Instruction 1:
In the records, rewrite everything from the first line down to the line containing "taskbar-app-icon[interactable] [651,968,673,990]", changing "clock" to "time-display" and keeping everything else unchanged.

Extract provided:
Saturday, February 12, 2011

Thoughts on SF Beer Week Opening Gala

It's really hard to deal with the fact that so many people are getting into craft beer, isn't it? (Most of my problems are first world. I admit this out of the gate.) We worked so hard for so long to get people to love things that weren't Miller Lite. Countless "No, here, try this" attempts met with turned up noses, more piss-water comments than one person can possibly be required to handle from someone sucking down well vodka.

And THIS is our reward? The beer dinners we once held precious sell out faster than we can get to a computer. The beers we anticipate for months get snapped off the shelves before you can get off work. The thing we once looked at as "ours" and really wanted everyone to share with us now belongs to everyone. News stories circulate from time to time about how craft beer is outselling everything, beat the recession, and might as well be the only thing keeping the economy afloat, but it's how that trend trickles down that gets me.

And annoys me. Again - first world.

It's not that it should just be OURS, you know, but the system has not scaled itself up to meet demand. Just because there are ten times as many people drinking craft beer doesn't mean production has ramped itself up in the exact same amount. This was terribly clear last night.

Lots of good folks planned the SF Beer Week Opening Gala. Lots of good, smart people, who love beer. It was a largely thankless job for them and I can't imagine how much stress went into it. I'm thankful that they do things like this so I don't have to, but that being said, I'm about to get super critical. I'm sorry, guys, but I sincerely hope you all learn from these mistakes for last year. And, yes, they were absolutely mistakes.

I bought the $45 Early Bird regular ticket instead of the $65 VIP. That mistake gets to be on my part, and I won't be making it again next year. My reasons weren't really financially driven, more that I knew it was unwise for me to start drinking beer at 3:30 in the afternoon, stay through all of my regular ticket friends showing up from 5-9, then try to hit the Toronado after party. $20 for an hour and a half that will probably just lead to me being drunk and belligerent is not the way I wanted to start Beer Week, so I decided to go with the 5:00 option. Of course, had I waited instead of being responsible and buying my ticket early, the day regular ticket sales went on, I could have bought the VIP ticket for $56 via a Groupon knockoff. Brian has already covered that much better than I would over here at All Over Beer, so I'll save myself the breath needed for that one.

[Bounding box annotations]
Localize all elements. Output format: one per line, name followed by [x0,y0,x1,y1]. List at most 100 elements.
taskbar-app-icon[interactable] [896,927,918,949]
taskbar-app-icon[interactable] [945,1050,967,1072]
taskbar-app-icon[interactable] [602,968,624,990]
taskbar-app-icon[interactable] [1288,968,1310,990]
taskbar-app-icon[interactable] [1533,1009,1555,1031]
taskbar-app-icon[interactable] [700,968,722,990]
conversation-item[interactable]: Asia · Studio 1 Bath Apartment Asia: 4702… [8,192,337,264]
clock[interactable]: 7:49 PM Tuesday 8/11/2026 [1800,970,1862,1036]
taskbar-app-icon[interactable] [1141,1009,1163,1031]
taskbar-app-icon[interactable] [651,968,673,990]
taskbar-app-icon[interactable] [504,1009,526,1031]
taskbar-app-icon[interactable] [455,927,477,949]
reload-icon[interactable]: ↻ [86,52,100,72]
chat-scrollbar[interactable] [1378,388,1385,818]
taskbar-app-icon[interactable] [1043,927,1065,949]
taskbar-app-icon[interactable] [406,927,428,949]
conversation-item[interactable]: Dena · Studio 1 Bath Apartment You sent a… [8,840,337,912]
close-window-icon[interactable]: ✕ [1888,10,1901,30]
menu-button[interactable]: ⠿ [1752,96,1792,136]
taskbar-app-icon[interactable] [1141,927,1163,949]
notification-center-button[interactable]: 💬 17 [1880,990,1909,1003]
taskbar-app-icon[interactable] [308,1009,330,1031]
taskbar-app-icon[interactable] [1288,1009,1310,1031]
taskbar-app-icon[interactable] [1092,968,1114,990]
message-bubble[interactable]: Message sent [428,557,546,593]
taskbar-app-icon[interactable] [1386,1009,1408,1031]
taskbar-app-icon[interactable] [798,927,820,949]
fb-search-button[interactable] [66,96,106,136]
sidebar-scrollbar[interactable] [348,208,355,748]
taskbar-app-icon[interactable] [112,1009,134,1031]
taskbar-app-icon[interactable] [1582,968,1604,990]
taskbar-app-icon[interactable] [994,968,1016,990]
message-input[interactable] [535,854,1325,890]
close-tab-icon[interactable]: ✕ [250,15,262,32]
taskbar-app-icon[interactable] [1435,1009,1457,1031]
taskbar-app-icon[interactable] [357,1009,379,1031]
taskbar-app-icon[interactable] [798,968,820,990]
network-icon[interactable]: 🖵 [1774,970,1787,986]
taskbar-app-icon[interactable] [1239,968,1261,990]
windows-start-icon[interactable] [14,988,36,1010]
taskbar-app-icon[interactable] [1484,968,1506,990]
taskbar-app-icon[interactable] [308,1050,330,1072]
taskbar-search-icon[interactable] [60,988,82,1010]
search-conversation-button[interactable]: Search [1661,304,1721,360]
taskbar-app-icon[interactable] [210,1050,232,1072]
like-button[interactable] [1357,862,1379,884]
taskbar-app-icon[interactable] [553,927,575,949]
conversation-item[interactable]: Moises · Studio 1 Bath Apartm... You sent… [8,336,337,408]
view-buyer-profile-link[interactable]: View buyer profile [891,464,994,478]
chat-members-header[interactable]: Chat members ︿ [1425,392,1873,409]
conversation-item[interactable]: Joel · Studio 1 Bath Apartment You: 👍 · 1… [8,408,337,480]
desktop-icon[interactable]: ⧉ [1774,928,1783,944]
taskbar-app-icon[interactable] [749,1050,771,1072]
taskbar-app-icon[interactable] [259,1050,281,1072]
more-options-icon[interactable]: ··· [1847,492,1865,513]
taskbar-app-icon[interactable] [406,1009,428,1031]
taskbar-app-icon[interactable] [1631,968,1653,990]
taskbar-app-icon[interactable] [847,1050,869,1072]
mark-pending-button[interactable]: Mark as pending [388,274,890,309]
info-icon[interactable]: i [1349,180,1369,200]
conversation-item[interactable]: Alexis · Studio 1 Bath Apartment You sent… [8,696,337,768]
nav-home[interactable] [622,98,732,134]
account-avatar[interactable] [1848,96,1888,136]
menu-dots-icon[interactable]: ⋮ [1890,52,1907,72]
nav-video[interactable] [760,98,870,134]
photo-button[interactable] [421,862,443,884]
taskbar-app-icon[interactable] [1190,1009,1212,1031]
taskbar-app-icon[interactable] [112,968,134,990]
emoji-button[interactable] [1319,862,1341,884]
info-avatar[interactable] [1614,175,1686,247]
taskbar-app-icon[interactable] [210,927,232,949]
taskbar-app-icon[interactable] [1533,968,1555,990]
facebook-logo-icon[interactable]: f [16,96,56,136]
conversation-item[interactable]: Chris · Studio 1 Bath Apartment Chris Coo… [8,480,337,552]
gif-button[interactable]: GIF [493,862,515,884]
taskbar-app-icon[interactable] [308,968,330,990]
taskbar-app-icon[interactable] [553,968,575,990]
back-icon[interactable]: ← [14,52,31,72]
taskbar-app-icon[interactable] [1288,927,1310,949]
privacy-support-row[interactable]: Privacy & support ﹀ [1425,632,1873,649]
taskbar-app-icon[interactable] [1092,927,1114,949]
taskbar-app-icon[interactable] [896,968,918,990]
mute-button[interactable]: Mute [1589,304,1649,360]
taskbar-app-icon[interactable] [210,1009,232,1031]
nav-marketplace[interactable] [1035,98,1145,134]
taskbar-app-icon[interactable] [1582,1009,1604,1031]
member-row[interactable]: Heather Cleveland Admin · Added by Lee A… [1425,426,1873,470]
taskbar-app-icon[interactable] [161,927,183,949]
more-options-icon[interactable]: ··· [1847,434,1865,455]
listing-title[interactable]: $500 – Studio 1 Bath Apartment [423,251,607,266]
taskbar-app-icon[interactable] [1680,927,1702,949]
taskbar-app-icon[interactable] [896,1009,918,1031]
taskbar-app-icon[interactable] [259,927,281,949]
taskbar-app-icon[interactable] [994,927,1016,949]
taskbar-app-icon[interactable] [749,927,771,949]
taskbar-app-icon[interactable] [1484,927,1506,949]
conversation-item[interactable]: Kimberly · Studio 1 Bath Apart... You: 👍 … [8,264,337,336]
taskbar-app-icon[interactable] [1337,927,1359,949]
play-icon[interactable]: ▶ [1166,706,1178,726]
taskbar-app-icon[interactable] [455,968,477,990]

Instruction 2:
Return everything from "I bought the" down to "for that one." in the post about the SF Beer Week Opening Gala, copied word for word.

Solution 1:
Localize all elements. Output format: one per line, name followed by [x0,y0,x1,y1]. List at most 100 elements.
taskbar-app-icon[interactable] [896,927,918,949]
taskbar-app-icon[interactable] [945,1050,967,1072]
taskbar-app-icon[interactable] [602,968,624,990]
taskbar-app-icon[interactable] [1288,968,1310,990]
taskbar-app-icon[interactable] [1533,1009,1555,1031]
taskbar-app-icon[interactable] [700,968,722,990]
conversation-item[interactable]: Asia · Studio 1 Bath Apartment Asia: 4702… [8,192,337,264]
time-display[interactable]: 7:49 PM Tuesday 8/11/2026 [1800,970,1862,1036]
taskbar-app-icon[interactable] [1141,1009,1163,1031]
taskbar-app-icon[interactable] [651,968,673,990]

Solution 2:
I bought the $45 Early Bird regular ticket instead of the $65 VIP. That mistake gets to be on my part, and I won't be making it again next year. My reasons weren't really financially driven, more that I knew it was unwise for me to start drinking beer at 3:30 in the afternoon, stay through all of my regular ticket friends showing up from 5-9, then try to hit the Toronado after party. $20 for an hour and a half that will probably just lead to me being drunk and belligerent is not the way I wanted to start Beer Week, so I decided to go with the 5:00 option. Of course, had I waited instead of being responsible and buying my ticket early, the day regular ticket sales went on, I could have bought the VIP ticket for $56 via a Groupon knockoff. Brian has already covered that much better than I would over here at All Over Beer, so I'll save myself the breath needed for that one.